--- Start ---
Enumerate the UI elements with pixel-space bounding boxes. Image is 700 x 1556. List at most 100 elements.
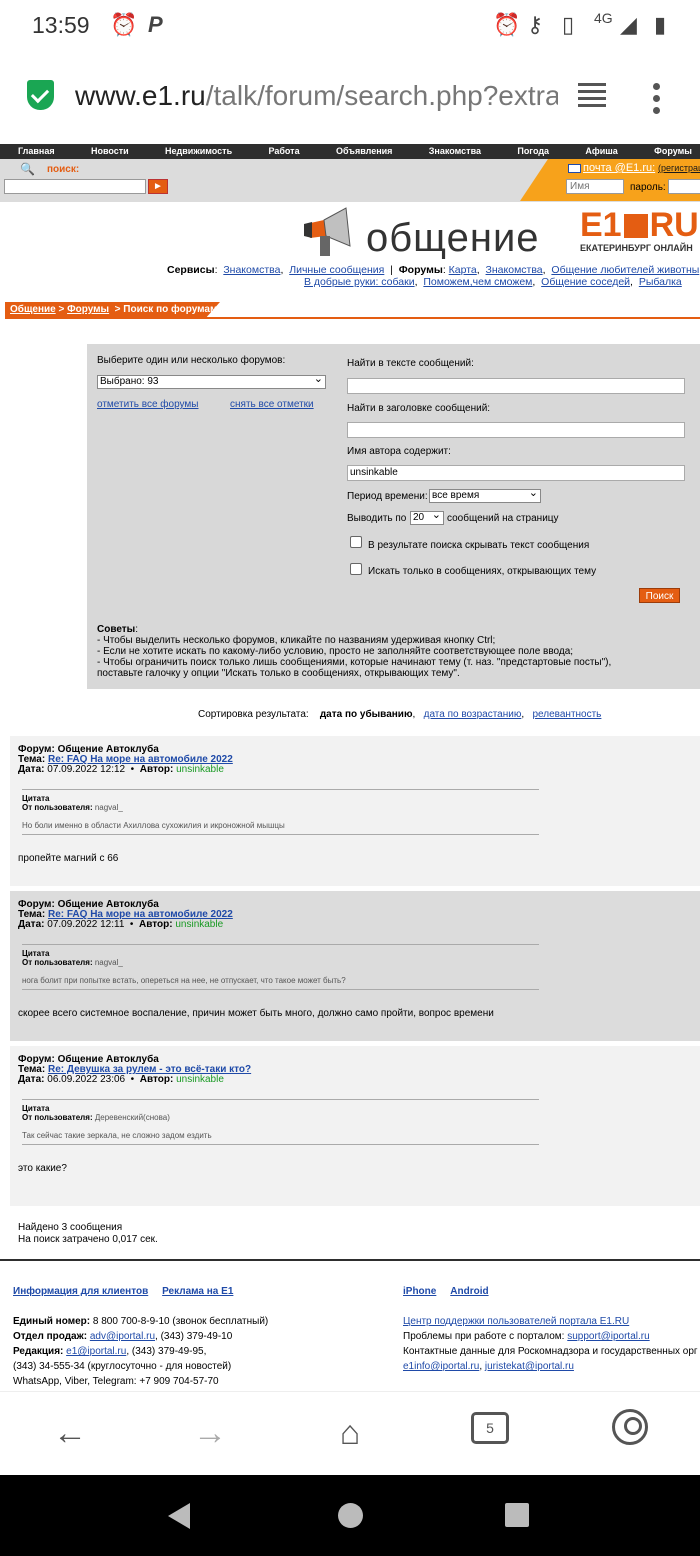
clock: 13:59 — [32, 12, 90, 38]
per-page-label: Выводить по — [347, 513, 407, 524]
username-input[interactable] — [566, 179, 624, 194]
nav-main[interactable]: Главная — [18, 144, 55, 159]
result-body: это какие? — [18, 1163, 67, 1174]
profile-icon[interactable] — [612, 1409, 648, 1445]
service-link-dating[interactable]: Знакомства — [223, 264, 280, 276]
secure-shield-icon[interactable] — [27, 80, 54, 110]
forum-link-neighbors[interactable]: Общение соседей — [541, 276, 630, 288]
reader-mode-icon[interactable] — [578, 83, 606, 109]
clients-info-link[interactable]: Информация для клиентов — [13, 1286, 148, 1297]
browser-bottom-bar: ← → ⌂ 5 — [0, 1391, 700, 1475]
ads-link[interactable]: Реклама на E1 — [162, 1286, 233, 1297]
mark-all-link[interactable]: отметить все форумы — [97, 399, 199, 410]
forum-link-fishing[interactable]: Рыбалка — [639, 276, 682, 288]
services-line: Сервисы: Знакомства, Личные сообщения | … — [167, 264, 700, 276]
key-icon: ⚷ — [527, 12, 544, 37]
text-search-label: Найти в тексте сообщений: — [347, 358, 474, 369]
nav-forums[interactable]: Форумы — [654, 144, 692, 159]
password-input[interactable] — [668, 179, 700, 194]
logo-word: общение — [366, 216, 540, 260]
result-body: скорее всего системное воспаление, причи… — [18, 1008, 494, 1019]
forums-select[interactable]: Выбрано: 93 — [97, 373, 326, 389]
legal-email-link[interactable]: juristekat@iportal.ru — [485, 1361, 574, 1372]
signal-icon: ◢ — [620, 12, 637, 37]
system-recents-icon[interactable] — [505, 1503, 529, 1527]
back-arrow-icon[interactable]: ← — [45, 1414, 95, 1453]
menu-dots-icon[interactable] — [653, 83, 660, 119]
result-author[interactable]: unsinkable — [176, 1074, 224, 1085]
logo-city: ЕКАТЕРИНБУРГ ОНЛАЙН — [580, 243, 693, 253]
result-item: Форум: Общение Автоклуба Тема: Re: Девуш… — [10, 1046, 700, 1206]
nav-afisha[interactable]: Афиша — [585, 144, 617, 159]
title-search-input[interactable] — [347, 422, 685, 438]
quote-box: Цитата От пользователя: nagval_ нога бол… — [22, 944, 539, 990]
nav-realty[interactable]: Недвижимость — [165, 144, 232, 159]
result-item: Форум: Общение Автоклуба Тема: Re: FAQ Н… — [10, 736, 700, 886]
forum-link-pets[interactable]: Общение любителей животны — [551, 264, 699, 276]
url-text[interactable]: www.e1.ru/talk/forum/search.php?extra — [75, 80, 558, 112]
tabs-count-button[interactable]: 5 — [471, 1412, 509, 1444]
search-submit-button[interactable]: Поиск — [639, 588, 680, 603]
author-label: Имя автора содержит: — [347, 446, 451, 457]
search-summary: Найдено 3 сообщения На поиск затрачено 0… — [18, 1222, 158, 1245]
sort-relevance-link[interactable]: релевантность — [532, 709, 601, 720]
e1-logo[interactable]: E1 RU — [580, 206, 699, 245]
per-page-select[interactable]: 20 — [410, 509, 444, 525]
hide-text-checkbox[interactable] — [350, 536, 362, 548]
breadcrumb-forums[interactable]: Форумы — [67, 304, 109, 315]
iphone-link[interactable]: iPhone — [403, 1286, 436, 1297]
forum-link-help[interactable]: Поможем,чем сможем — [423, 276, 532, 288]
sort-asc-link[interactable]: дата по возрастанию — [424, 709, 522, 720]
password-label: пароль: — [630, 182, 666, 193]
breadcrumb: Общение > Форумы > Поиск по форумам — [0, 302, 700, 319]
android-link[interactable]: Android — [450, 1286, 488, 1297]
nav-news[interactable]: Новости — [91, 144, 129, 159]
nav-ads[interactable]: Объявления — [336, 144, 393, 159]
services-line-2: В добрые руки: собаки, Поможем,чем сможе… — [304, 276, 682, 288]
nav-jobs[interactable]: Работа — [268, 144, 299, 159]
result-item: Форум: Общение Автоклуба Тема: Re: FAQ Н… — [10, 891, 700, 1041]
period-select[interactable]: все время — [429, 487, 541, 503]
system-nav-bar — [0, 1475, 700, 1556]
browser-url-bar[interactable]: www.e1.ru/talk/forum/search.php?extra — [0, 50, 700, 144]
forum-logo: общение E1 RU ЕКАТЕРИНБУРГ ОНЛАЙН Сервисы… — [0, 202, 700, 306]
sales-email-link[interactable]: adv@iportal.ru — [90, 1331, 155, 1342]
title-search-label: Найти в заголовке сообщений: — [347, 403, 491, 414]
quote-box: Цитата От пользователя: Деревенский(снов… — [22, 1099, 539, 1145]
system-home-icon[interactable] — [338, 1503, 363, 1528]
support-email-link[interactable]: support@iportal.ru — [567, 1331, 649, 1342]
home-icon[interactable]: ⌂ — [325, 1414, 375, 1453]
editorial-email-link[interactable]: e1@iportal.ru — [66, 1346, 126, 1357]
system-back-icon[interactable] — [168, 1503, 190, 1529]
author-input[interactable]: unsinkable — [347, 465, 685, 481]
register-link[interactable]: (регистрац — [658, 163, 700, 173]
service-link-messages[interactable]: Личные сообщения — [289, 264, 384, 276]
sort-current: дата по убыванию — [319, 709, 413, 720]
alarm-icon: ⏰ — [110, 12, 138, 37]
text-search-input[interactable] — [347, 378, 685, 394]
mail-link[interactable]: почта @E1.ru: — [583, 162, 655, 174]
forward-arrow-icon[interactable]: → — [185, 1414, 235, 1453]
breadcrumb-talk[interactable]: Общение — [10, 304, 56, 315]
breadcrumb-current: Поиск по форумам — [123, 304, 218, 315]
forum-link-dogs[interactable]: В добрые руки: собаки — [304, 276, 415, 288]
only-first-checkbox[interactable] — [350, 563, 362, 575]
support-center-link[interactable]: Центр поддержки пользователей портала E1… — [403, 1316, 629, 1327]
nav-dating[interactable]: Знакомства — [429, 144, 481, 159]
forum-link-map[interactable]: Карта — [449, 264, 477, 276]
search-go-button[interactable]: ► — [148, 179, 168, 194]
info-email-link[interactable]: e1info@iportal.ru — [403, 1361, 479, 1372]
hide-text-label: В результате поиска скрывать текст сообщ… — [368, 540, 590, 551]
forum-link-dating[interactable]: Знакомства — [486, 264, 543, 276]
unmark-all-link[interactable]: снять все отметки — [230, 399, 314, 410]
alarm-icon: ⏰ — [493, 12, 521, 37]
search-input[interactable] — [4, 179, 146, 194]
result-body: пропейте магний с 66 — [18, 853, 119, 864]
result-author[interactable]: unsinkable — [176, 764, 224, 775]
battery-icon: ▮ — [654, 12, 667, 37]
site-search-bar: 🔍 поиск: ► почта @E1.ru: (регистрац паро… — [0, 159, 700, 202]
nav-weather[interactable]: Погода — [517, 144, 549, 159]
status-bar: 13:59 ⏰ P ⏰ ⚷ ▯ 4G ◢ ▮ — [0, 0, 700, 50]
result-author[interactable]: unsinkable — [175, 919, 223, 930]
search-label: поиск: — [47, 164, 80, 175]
--- End ---
--- Start ---
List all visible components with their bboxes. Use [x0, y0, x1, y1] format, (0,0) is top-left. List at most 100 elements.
--- End ---
> [Set problem]
Reproduce the lines of the listing from the line with "Enumerate the UI" to the line with "result-body: это какие?", both included, omitting the pictures.

> [Expected output]
Enumerate the UI elements with pixel-space bounding boxes. Image is 700 x 1556. List at most 100 elements.
clock: 13:59 — [32, 12, 90, 38]
per-page-label: Выводить по — [347, 513, 407, 524]
username-input[interactable] — [566, 179, 624, 194]
nav-main[interactable]: Главная — [18, 144, 55, 159]
result-body: это какие? — [18, 1163, 67, 1174]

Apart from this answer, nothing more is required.